Exercise brief: Report only the number of lines that hold the word "JSON".

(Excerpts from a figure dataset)
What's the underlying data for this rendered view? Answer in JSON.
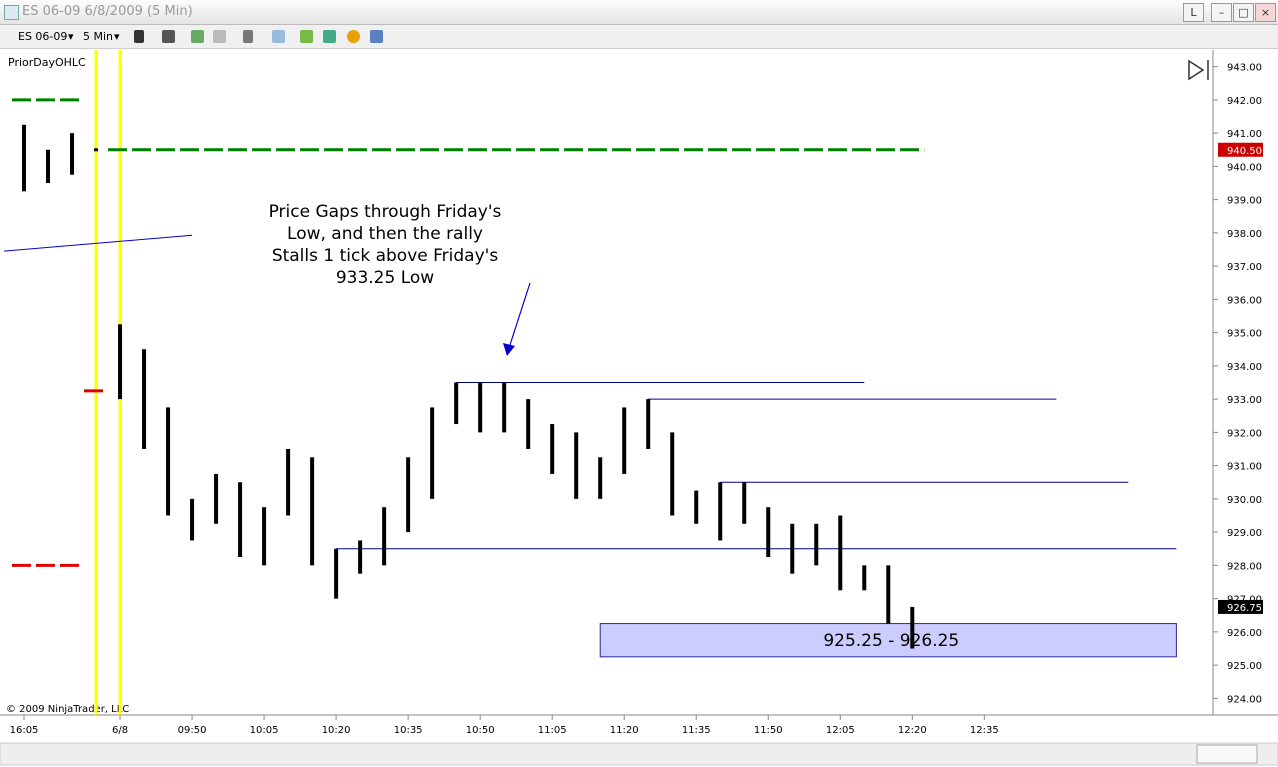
{
  "window": {
    "title": "ES 06-09  6/8/2009 (5 Min)",
    "button": "L"
  },
  "toolbar": {
    "instrument": "ES 06-09",
    "interval": "5 Min"
  },
  "chart_data": {
    "type": "ohlc",
    "indicator": "PriorDayOHLC",
    "copyright": "© 2009 NinjaTrader, LLC",
    "annotation": [
      "Price Gaps through Friday's",
      "Low, and then the rally",
      "Stalls 1 tick above Friday's",
      "933.25 Low"
    ],
    "color": "#000000",
    "high": [
      941.25,
      940.5,
      941,
      940.5,
      935.25,
      934.5,
      932.75,
      930,
      930.75,
      930.5,
      929.75,
      931.5,
      931.25,
      928.5,
      928.75,
      929.75,
      931.25,
      932.75,
      933.5,
      933.5,
      933.5,
      933,
      932.25,
      932,
      931.25,
      932.75,
      933,
      932,
      930.25,
      930.5,
      930.5,
      929.75,
      929.25,
      929.25,
      929.5,
      928,
      928,
      926.75
    ],
    "low": [
      939.25,
      939.5,
      939.75,
      940.5,
      933,
      931.5,
      929.5,
      928.75,
      929.25,
      928.25,
      928,
      929.5,
      928,
      927,
      927.75,
      928,
      929,
      930,
      932.25,
      932,
      932,
      931.5,
      930.75,
      930,
      930,
      930.75,
      931.5,
      929.5,
      929.25,
      928.75,
      929.25,
      928.25,
      927.75,
      928,
      927.25,
      927.25,
      926.25,
      925.5
    ],
    "xlim": [
      -1,
      49.4
    ],
    "xticks": [
      {
        "value": 0,
        "label": "16:05"
      },
      {
        "value": 4,
        "label": "6/8"
      },
      {
        "value": 7,
        "label": "09:50"
      },
      {
        "value": 10,
        "label": "10:05"
      },
      {
        "value": 13,
        "label": "10:20"
      },
      {
        "value": 16,
        "label": "10:35"
      },
      {
        "value": 19,
        "label": "10:50"
      },
      {
        "value": 22,
        "label": "11:05"
      },
      {
        "value": 25,
        "label": "11:20"
      },
      {
        "value": 28,
        "label": "11:35"
      },
      {
        "value": 31,
        "label": "11:50"
      },
      {
        "value": 34,
        "label": "12:05"
      },
      {
        "value": 37,
        "label": "12:20"
      },
      {
        "value": 40,
        "label": "12:35"
      }
    ],
    "ylim": [
      923.5,
      943.5
    ],
    "yticks": [
      {
        "value": 924,
        "label": "924.00"
      },
      {
        "value": 925,
        "label": "925.00"
      },
      {
        "value": 926,
        "label": "926.00"
      },
      {
        "value": 927,
        "label": "927.00"
      },
      {
        "value": 928,
        "label": "928.00"
      },
      {
        "value": 929,
        "label": "929.00"
      },
      {
        "value": 930,
        "label": "930.00"
      },
      {
        "value": 931,
        "label": "931.00"
      },
      {
        "value": 932,
        "label": "932.00"
      },
      {
        "value": 933,
        "label": "933.00"
      },
      {
        "value": 934,
        "label": "934.00"
      },
      {
        "value": 935,
        "label": "935.00"
      },
      {
        "value": 936,
        "label": "936.00"
      },
      {
        "value": 937,
        "label": "937.00"
      },
      {
        "value": 938,
        "label": "938.00"
      },
      {
        "value": 939,
        "label": "939.00"
      },
      {
        "value": 940,
        "label": "940.00"
      },
      {
        "value": 941,
        "label": "941.00"
      },
      {
        "value": 942,
        "label": "942.00"
      },
      {
        "value": 943,
        "label": "943.00"
      }
    ],
    "price_markers": [
      {
        "value": 940.5,
        "label": "940.50",
        "color": "#cc0000"
      },
      {
        "value": 926.75,
        "label": "926.75",
        "color": "#000000"
      }
    ],
    "levels": [
      {
        "value": 942,
        "from": -0.5,
        "to": 2.5,
        "color": "#008000",
        "dashed": true
      },
      {
        "value": 940.5,
        "from": 3.5,
        "to": 37.5,
        "color": "#008000",
        "dashed": true
      },
      {
        "value": 933.25,
        "from": 2.5,
        "to": 3.5,
        "color": "#dd0000",
        "dashed": true
      },
      {
        "value": 928,
        "from": -0.5,
        "to": 2.5,
        "color": "#dd0000",
        "dashed": true
      },
      {
        "value": 933.5,
        "from": 18,
        "to": 35,
        "color": "#000080",
        "dashed": false
      },
      {
        "value": 933,
        "from": 26,
        "to": 43,
        "color": "#000080",
        "dashed": false
      },
      {
        "value": 930.5,
        "from": 29,
        "to": 46,
        "color": "#000080",
        "dashed": false
      },
      {
        "value": 928.5,
        "from": 13,
        "to": 48,
        "color": "#000080",
        "dashed": false
      }
    ],
    "trendline": {
      "x": [
        -0.83,
        7
      ],
      "y": [
        937.45,
        937.93
      ],
      "color": "#0000cc"
    },
    "zone": {
      "low": 925.25,
      "high": 926.25,
      "from": 24,
      "to": 48,
      "label": "925.25 - 926.25",
      "color": "#ccccff"
    },
    "session_lines": [
      3,
      4
    ]
  }
}
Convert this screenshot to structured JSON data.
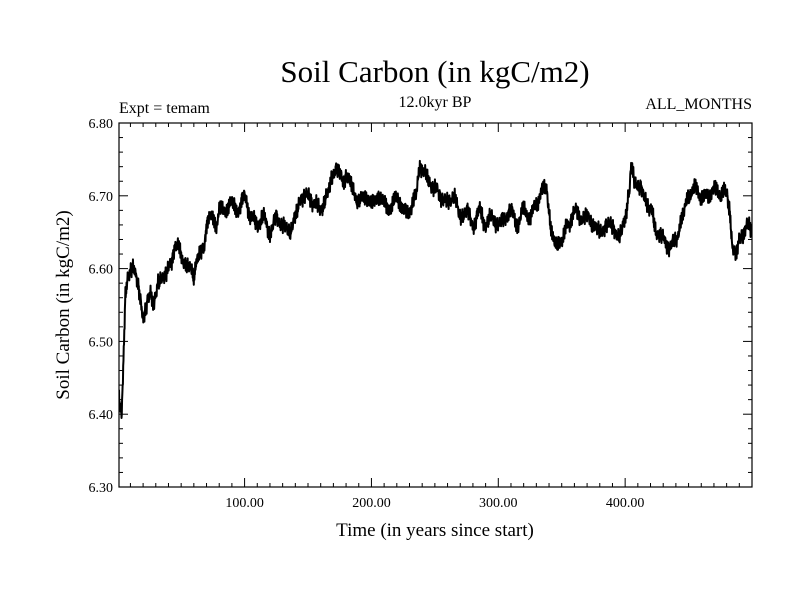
{
  "chart_data": {
    "type": "line",
    "title": "Soil Carbon (in kgC/m2)",
    "subtitle_left": "Expt = temam",
    "subtitle_center": "12.0kyr BP",
    "subtitle_right": "ALL_MONTHS",
    "xlabel": "Time (in years since start)",
    "ylabel": "Soil Carbon (in kgC/m2)",
    "xlim": [
      1,
      500
    ],
    "ylim": [
      6.3,
      6.8
    ],
    "xticks": [
      100,
      200,
      300,
      400
    ],
    "xtick_labels": [
      "100.00",
      "200.00",
      "300.00",
      "400.00"
    ],
    "yticks": [
      6.3,
      6.4,
      6.5,
      6.6,
      6.7,
      6.8
    ],
    "ytick_labels": [
      "6.30",
      "6.40",
      "6.50",
      "6.60",
      "6.70",
      "6.80"
    ],
    "grid": false,
    "line_color": "#000000",
    "series": [
      {
        "name": "Soil Carbon",
        "x": [
          1,
          2,
          3,
          4,
          5,
          6,
          8,
          10,
          12,
          14,
          16,
          18,
          20,
          22,
          24,
          26,
          28,
          30,
          32,
          35,
          38,
          42,
          45,
          48,
          50,
          52,
          55,
          58,
          60,
          62,
          65,
          68,
          70,
          72,
          75,
          78,
          80,
          85,
          90,
          95,
          100,
          105,
          110,
          115,
          120,
          125,
          130,
          135,
          140,
          145,
          150,
          155,
          160,
          165,
          170,
          172,
          175,
          178,
          180,
          185,
          190,
          195,
          200,
          205,
          210,
          215,
          220,
          225,
          230,
          235,
          238,
          242,
          245,
          250,
          255,
          260,
          265,
          270,
          275,
          280,
          285,
          290,
          295,
          300,
          305,
          310,
          315,
          320,
          325,
          330,
          335,
          338,
          340,
          342,
          345,
          350,
          355,
          360,
          365,
          370,
          375,
          380,
          385,
          390,
          395,
          400,
          403,
          405,
          408,
          412,
          415,
          420,
          425,
          430,
          435,
          440,
          445,
          450,
          455,
          460,
          465,
          470,
          475,
          478,
          480,
          482,
          485,
          488,
          490,
          493,
          496,
          500
        ],
        "y": [
          6.43,
          6.41,
          6.4,
          6.44,
          6.5,
          6.56,
          6.59,
          6.6,
          6.6,
          6.59,
          6.58,
          6.56,
          6.53,
          6.54,
          6.56,
          6.57,
          6.55,
          6.56,
          6.58,
          6.59,
          6.59,
          6.61,
          6.63,
          6.63,
          6.62,
          6.61,
          6.6,
          6.6,
          6.59,
          6.61,
          6.62,
          6.63,
          6.66,
          6.67,
          6.67,
          6.66,
          6.68,
          6.68,
          6.69,
          6.68,
          6.7,
          6.67,
          6.66,
          6.67,
          6.65,
          6.67,
          6.66,
          6.65,
          6.67,
          6.7,
          6.7,
          6.69,
          6.68,
          6.7,
          6.73,
          6.74,
          6.73,
          6.72,
          6.73,
          6.71,
          6.69,
          6.7,
          6.69,
          6.7,
          6.69,
          6.68,
          6.7,
          6.68,
          6.68,
          6.7,
          6.74,
          6.73,
          6.72,
          6.71,
          6.7,
          6.69,
          6.7,
          6.67,
          6.68,
          6.66,
          6.68,
          6.66,
          6.67,
          6.66,
          6.67,
          6.68,
          6.66,
          6.68,
          6.67,
          6.69,
          6.71,
          6.71,
          6.68,
          6.65,
          6.63,
          6.64,
          6.66,
          6.68,
          6.67,
          6.67,
          6.66,
          6.65,
          6.66,
          6.66,
          6.64,
          6.67,
          6.7,
          6.74,
          6.72,
          6.71,
          6.7,
          6.68,
          6.65,
          6.64,
          6.63,
          6.64,
          6.67,
          6.7,
          6.71,
          6.7,
          6.7,
          6.71,
          6.7,
          6.71,
          6.7,
          6.68,
          6.63,
          6.62,
          6.64,
          6.65,
          6.66,
          6.65
        ]
      }
    ]
  }
}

Output below: 2